======== Stored rows ========

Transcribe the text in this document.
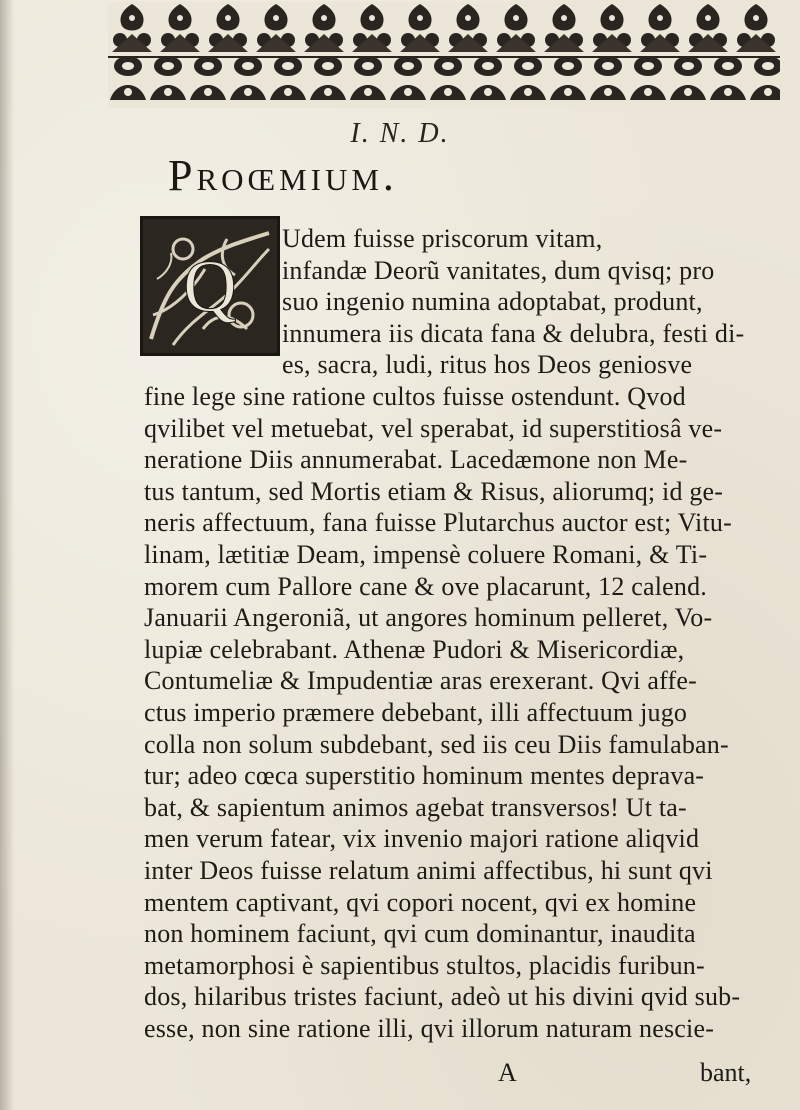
I. N. D.
Proœmium.
Q
Udem fuisse priscorum vitam,
infandæ Deorũ vanitates, dum qvisq; pro
suo ingenio numina adoptabat, produnt,
innumera iis dicata fana & delubra, festi di-
es, sacra, ludi, ritus hos Deos geniosve
fine lege sine ratione cultos fuisse ostendunt. Qvod
qvilibet vel metuebat, vel sperabat, id superstitiosâ ve-
neratione Diis annumerabat. Lacedæmone non Me-
tus tantum, sed Mortis etiam & Risus, aliorumq; id ge-
neris affectuum, fana fuisse Plutarchus auctor est; Vitu-
linam, lætitiæ Deam, impensè coluere Romani, & Ti-
morem cum Pallore cane & ove placarunt, 12 calend.
Januarii Angeroniã, ut angores hominum pelleret, Vo-
lupiæ celebrabant. Athenæ Pudori & Misericordiæ,
Contumeliæ & Impudentiæ aras erexerant. Qvi affe-
ctus imperio præmere debebant, illi affectuum jugo
colla non solum subdebant, sed iis ceu Diis famulaban-
tur; adeo cœca superstitio hominum mentes deprava-
bat, & sapientum animos agebat transversos! Ut ta-
men verum fatear, vix invenio majori ratione aliqvid
inter Deos fuisse relatum animi affectibus, hi sunt qvi
mentem captivant, qvi copori nocent, qvi ex homine
non hominem faciunt, qvi cum dominantur, inaudita
metamorphosi è sapientibus stultos, placidis furibun-
dos, hilaribus tristes faciunt, adeò ut his divini qvid sub-
esse, non sine ratione illi, qvi illorum naturam nescie-
A	bant,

========

Search the records for the word "hominum", then list every line that has it.

> _Output for this exercise_:
Januarii Angeroniã, ut angores hominum pelleret, Vo-
tur; adeo cœca superstitio hominum mentes deprava-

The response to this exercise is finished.